__What to produce__.
Everything from the line with "Extract all readable text from this page." to the end of the data should be restated word for word, and nothing before it.

╭─ Data rows

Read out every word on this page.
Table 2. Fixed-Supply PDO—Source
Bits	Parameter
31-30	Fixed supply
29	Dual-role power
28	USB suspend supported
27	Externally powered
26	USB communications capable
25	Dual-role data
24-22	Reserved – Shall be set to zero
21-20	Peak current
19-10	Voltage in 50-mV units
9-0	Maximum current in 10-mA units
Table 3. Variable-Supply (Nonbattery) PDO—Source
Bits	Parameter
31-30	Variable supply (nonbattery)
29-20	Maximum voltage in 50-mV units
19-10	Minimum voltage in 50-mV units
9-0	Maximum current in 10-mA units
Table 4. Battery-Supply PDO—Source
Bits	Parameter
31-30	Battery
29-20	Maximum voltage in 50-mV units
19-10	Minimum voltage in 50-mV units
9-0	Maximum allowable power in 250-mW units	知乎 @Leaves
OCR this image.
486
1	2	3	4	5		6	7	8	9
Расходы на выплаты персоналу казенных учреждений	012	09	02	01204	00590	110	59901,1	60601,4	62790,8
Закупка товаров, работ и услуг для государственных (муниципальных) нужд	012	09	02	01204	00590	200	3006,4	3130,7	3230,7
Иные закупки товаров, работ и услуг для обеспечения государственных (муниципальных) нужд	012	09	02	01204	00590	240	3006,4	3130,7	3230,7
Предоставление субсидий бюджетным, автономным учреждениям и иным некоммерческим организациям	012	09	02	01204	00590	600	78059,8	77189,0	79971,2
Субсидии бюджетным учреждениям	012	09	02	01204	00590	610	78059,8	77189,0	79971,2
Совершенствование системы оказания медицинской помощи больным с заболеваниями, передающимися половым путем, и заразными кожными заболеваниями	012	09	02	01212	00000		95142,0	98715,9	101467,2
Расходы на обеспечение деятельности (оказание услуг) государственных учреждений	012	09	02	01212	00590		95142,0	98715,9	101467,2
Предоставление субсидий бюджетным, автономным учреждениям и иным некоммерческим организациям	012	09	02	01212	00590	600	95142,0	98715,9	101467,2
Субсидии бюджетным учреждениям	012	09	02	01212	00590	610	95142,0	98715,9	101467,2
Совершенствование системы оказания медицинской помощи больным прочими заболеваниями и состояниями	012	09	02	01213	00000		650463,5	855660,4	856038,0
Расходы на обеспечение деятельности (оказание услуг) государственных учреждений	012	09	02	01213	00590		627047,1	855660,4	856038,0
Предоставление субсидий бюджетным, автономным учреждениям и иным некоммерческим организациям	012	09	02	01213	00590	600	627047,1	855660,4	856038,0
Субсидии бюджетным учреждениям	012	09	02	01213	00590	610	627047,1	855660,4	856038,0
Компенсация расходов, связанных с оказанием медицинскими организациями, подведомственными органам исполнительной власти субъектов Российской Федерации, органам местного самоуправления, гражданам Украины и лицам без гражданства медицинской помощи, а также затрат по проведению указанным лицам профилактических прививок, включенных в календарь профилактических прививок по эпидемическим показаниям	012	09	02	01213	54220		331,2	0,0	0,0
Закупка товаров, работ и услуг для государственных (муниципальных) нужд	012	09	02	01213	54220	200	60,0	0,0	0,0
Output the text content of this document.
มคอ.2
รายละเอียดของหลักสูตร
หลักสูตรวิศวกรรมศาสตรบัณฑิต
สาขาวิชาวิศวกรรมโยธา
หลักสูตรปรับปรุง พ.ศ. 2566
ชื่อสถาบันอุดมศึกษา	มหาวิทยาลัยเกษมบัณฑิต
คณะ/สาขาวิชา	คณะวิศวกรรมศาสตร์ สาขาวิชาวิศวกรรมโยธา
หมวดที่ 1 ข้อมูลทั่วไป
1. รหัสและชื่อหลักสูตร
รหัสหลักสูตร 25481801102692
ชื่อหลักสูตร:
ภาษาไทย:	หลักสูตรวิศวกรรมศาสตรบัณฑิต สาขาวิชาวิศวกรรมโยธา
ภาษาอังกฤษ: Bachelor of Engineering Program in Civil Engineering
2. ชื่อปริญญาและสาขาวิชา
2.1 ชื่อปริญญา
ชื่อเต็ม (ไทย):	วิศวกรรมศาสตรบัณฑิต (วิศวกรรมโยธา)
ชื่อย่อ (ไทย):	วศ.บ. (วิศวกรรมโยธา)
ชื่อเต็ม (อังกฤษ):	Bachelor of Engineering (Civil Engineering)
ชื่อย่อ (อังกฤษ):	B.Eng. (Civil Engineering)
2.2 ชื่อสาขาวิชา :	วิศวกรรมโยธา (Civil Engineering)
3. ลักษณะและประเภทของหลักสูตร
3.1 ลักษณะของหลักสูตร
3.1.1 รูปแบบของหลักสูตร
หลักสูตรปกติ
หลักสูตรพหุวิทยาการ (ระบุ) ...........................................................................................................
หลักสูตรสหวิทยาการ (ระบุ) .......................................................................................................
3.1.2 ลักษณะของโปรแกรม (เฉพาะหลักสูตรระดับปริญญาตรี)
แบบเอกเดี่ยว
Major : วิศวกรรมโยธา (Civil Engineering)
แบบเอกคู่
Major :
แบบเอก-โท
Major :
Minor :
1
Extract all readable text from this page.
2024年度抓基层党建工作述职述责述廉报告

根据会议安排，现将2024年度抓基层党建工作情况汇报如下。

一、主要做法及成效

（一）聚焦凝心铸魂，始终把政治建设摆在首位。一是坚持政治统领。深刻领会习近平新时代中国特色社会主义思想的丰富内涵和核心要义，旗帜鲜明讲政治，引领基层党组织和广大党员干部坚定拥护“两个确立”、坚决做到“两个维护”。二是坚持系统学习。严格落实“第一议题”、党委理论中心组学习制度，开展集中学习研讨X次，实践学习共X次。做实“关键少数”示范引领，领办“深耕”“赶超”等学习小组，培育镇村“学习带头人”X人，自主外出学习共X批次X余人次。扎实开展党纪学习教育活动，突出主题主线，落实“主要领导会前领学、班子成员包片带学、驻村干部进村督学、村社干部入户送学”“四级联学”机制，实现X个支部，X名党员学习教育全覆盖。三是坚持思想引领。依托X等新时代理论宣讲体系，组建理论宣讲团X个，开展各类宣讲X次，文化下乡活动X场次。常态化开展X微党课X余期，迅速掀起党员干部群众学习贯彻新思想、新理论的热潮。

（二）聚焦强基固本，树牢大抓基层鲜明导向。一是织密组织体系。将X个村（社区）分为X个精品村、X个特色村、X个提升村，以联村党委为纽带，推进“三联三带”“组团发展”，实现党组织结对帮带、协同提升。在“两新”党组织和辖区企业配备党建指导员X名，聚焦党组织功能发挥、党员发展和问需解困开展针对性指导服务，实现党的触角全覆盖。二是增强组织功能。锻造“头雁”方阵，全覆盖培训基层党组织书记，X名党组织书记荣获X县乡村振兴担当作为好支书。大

╰─

__Task output__.
Extract all readable text from this page.
2024年度抓基层党建工作述职述责述廉报告

根据会议安排，现将2024年度抓基层党建工作情况汇报如下。

一、主要做法及成效

（一）聚焦凝心铸魂，始终把政治建设摆在首位。一是坚持政治统领。深刻领会习近平新时代中国特色社会主义思想的丰富内涵和核心要义，旗帜鲜明讲政治，引领基层党组织和广大党员干部坚定拥护“两个确立”、坚决做到“两个维护”。二是坚持系统学习。严格落实“第一议题”、党委理论中心组学习制度，开展集中学习研讨X次，实践学习共X次。做实“关键少数”示范引领，领办“深耕”“赶超”等学习小组，培育镇村“学习带头人”X人，自主外出学习共X批次X余人次。扎实开展党纪学习教育活动，突出主题主线，落实“主要领导会前领学、班子成员包片带学、驻村干部进村督学、村社干部入户送学”“四级联学”机制，实现X个支部，X名党员学习教育全覆盖。三是坚持思想引领。依托X等新时代理论宣讲体系，组建理论宣讲团X个，开展各类宣讲X次，文化下乡活动X场次。常态化开展X微党课X余期，迅速掀起党员干部群众学习贯彻新思想、新理论的热潮。

（二）聚焦强基固本，树牢大抓基层鲜明导向。一是织密组织体系。将X个村（社区）分为X个精品村、X个特色村、X个提升村，以联村党委为纽带，推进“三联三带”“组团发展”，实现党组织结对帮带、协同提升。在“两新”党组织和辖区企业配备党建指导员X名，聚焦党组织功能发挥、党员发展和问需解困开展针对性指导服务，实现党的触角全覆盖。二是增强组织功能。锻造“头雁”方阵，全覆盖培训基层党组织书记，X名党组织书记荣获X县乡村振兴担当作为好支书。大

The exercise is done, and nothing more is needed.